Records that describe figures:
-=-=-=-=-
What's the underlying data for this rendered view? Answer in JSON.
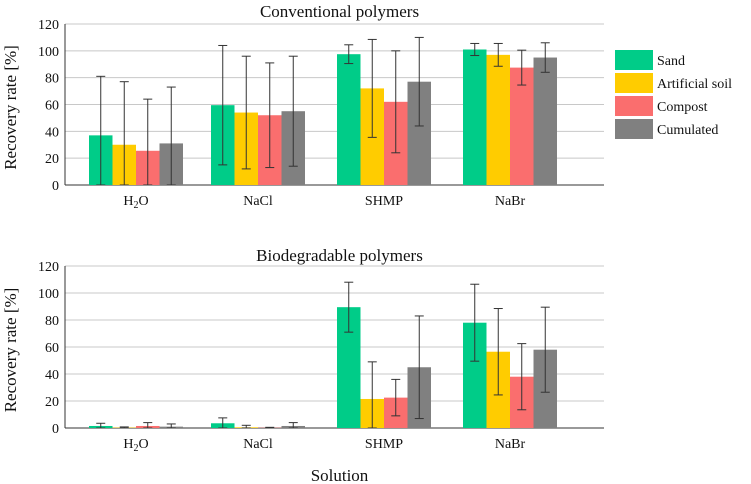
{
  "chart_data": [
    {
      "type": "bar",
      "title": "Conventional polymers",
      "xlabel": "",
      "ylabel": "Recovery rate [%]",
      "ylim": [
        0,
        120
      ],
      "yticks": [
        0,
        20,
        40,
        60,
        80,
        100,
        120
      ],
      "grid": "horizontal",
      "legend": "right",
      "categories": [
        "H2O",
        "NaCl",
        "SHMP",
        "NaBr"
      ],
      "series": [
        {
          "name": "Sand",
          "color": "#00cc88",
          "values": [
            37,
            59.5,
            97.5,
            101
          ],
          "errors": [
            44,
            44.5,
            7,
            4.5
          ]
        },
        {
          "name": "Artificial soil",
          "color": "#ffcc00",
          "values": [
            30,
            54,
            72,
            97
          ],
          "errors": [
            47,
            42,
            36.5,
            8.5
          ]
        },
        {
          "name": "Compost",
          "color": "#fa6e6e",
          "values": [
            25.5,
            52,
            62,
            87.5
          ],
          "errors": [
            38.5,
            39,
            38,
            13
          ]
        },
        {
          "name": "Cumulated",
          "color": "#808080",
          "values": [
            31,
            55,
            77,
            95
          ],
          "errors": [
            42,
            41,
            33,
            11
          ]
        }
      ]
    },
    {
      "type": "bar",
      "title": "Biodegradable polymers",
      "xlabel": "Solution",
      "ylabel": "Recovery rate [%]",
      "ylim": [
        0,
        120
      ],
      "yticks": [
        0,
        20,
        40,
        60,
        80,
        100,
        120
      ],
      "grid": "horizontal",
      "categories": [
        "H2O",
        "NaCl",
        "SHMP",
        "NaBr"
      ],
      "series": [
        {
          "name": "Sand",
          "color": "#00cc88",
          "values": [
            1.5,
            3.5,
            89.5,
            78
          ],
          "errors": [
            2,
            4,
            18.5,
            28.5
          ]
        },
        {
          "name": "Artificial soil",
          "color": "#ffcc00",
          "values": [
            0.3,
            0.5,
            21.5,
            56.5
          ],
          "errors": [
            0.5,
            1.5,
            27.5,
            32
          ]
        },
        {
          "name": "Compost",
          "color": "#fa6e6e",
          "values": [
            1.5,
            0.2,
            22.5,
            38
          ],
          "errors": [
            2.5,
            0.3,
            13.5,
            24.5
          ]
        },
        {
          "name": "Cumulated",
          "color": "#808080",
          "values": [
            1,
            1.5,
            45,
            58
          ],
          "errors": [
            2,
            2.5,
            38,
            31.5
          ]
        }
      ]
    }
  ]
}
-=-=-=-=-
The exercise> The entries above should be reproduced exactly, without their pictures.

Reply to the task>
What's the underlying data for this rendered view? Answer in JSON.
{
  "chart_data": [
    {
      "type": "bar",
      "title": "Conventional polymers",
      "xlabel": "",
      "ylabel": "Recovery rate [%]",
      "ylim": [
        0,
        120
      ],
      "yticks": [
        0,
        20,
        40,
        60,
        80,
        100,
        120
      ],
      "grid": "horizontal",
      "legend": "right",
      "categories": [
        "H2O",
        "NaCl",
        "SHMP",
        "NaBr"
      ],
      "series": [
        {
          "name": "Sand",
          "color": "#00cc88",
          "values": [
            37,
            59.5,
            97.5,
            101
          ],
          "errors": [
            44,
            44.5,
            7,
            4.5
          ]
        },
        {
          "name": "Artificial soil",
          "color": "#ffcc00",
          "values": [
            30,
            54,
            72,
            97
          ],
          "errors": [
            47,
            42,
            36.5,
            8.5
          ]
        },
        {
          "name": "Compost",
          "color": "#fa6e6e",
          "values": [
            25.5,
            52,
            62,
            87.5
          ],
          "errors": [
            38.5,
            39,
            38,
            13
          ]
        },
        {
          "name": "Cumulated",
          "color": "#808080",
          "values": [
            31,
            55,
            77,
            95
          ],
          "errors": [
            42,
            41,
            33,
            11
          ]
        }
      ]
    },
    {
      "type": "bar",
      "title": "Biodegradable polymers",
      "xlabel": "Solution",
      "ylabel": "Recovery rate [%]",
      "ylim": [
        0,
        120
      ],
      "yticks": [
        0,
        20,
        40,
        60,
        80,
        100,
        120
      ],
      "grid": "horizontal",
      "categories": [
        "H2O",
        "NaCl",
        "SHMP",
        "NaBr"
      ],
      "series": [
        {
          "name": "Sand",
          "color": "#00cc88",
          "values": [
            1.5,
            3.5,
            89.5,
            78
          ],
          "errors": [
            2,
            4,
            18.5,
            28.5
          ]
        },
        {
          "name": "Artificial soil",
          "color": "#ffcc00",
          "values": [
            0.3,
            0.5,
            21.5,
            56.5
          ],
          "errors": [
            0.5,
            1.5,
            27.5,
            32
          ]
        },
        {
          "name": "Compost",
          "color": "#fa6e6e",
          "values": [
            1.5,
            0.2,
            22.5,
            38
          ],
          "errors": [
            2.5,
            0.3,
            13.5,
            24.5
          ]
        },
        {
          "name": "Cumulated",
          "color": "#808080",
          "values": [
            1,
            1.5,
            45,
            58
          ],
          "errors": [
            2,
            2.5,
            38,
            31.5
          ]
        }
      ]
    }
  ]
}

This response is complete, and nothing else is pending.